◆ **Collected data**:
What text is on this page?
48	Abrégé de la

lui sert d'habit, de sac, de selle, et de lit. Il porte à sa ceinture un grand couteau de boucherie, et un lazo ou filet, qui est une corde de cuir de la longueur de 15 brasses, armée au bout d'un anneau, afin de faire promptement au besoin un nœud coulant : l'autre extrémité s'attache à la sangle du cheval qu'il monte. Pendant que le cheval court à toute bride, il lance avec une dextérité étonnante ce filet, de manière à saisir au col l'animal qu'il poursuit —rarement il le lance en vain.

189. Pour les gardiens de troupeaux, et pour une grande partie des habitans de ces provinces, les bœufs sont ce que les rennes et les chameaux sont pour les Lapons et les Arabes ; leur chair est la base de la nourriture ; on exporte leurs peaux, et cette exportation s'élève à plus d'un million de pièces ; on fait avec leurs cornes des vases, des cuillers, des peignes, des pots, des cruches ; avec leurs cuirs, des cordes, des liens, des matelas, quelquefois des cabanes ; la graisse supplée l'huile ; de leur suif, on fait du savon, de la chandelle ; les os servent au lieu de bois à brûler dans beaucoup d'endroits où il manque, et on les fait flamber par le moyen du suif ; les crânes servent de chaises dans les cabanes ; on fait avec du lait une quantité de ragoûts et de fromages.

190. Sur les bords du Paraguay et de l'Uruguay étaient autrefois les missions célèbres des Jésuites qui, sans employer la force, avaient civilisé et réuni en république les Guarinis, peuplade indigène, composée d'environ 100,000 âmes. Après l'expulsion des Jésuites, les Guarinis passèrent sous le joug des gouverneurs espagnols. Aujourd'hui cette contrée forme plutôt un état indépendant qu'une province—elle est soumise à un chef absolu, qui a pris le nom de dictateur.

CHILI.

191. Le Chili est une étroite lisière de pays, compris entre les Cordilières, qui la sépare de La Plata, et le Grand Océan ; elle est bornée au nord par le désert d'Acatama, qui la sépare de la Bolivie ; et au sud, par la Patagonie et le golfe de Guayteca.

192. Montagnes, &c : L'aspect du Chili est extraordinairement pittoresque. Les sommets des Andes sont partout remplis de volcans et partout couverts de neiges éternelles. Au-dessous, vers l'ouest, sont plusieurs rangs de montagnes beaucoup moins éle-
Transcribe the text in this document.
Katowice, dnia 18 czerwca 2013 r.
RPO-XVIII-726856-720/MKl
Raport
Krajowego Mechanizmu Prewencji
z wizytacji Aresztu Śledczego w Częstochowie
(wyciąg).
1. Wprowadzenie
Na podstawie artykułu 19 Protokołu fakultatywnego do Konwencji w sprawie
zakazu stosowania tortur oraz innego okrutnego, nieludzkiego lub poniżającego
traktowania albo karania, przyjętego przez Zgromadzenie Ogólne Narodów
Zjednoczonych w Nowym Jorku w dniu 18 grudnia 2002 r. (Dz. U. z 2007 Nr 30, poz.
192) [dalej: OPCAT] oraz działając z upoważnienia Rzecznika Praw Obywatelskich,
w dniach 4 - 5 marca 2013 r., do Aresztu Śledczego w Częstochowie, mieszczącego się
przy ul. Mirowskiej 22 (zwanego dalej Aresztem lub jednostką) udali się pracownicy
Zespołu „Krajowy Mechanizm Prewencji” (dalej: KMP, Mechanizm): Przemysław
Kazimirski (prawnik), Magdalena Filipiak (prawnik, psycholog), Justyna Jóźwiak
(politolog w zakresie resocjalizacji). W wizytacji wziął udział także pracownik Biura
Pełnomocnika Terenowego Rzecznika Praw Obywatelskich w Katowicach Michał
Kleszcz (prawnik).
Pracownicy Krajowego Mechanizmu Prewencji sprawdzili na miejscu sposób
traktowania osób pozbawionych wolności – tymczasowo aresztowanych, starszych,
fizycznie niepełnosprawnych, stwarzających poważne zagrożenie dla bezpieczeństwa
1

◆ **Aim of the exercise**:
In the records above, find each line with the word "text" and copy it.

◆ **Result for this exercise**:
What text is on this page?
Transcribe the text in this document.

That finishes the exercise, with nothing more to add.